## WHAT YOU SHOULD DO
Send each entry back exactly as given, pictures excluded.

## DATA EXTRACT
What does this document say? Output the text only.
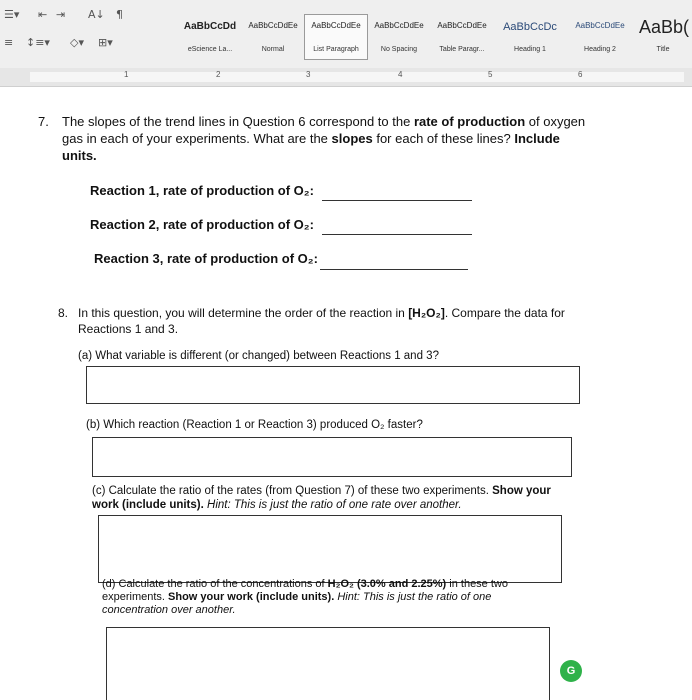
☰▾ ⇤ ⇥ A↓ ¶
≡ ↕≡▾ ◇▾ ⊞▾
AaBbCcDd
eScience La...
AaBbCcDdEe
Normal
AaBbCcDdEe
List Paragraph
AaBbCcDdEe
No Spacing
AaBbCcDdEe
Table Paragr...
AaBbCcDc
Heading 1
AaBbCcDdEe
Heading 2
AaBb(
Title
1	2	3	4	5	6
7. The slopes of the trend lines in Question 6 correspond to the rate of production of oxygen gas in each of your experiments. What are the slopes for each of these lines? Include units.
Reaction 1, rate of production of O₂:
Reaction 2, rate of production of O₂:
Reaction 3, rate of production of O₂:
8. In this question, you will determine the order of the reaction in [H₂O₂]. Compare the data for Reactions 1 and 3.
(a) What variable is different (or changed) between Reactions 1 and 3?
(b) Which reaction (Reaction 1 or Reaction 3) produced O₂ faster?
(c) Calculate the ratio of the rates (from Question 7) of these two experiments. Show your work (include units). Hint: This is just the ratio of one rate over another.
(d) Calculate the ratio of the concentrations of H₂O₂ (3.0% and 2.25%) in these two experiments. Show your work (include units). Hint: This is just the ratio of one concentration over another.
G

## TASK ANSWER
What does this document say? Output the text only.
☰▾ ⇤ ⇥ A↓ ¶
≡ ↕≡▾ ◇▾ ⊞▾
AaBbCcDd
eScience La...
AaBbCcDdEe
Normal
AaBbCcDdEe
List Paragraph
AaBbCcDdEe
No Spacing
AaBbCcDdEe
Table Paragr...
AaBbCcDc
Heading 1
AaBbCcDdEe
Heading 2
AaBb(
Title
1	2	3	4	5	6
7. The slopes of the trend lines in Question 6 correspond to the rate of production of oxygen gas in each of your experiments. What are the slopes for each of these lines? Include units.
Reaction 1, rate of production of O₂:
Reaction 2, rate of production of O₂:
Reaction 3, rate of production of O₂:
8. In this question, you will determine the order of the reaction in [H₂O₂]. Compare the data for Reactions 1 and 3.
(a) What variable is different (or changed) between Reactions 1 and 3?
(b) Which reaction (Reaction 1 or Reaction 3) produced O₂ faster?
(c) Calculate the ratio of the rates (from Question 7) of these two experiments. Show your work (include units). Hint: This is just the ratio of one rate over another.
(d) Calculate the ratio of the concentrations of H₂O₂ (3.0% and 2.25%) in these two experiments. Show your work (include units). Hint: This is just the ratio of one concentration over another.
G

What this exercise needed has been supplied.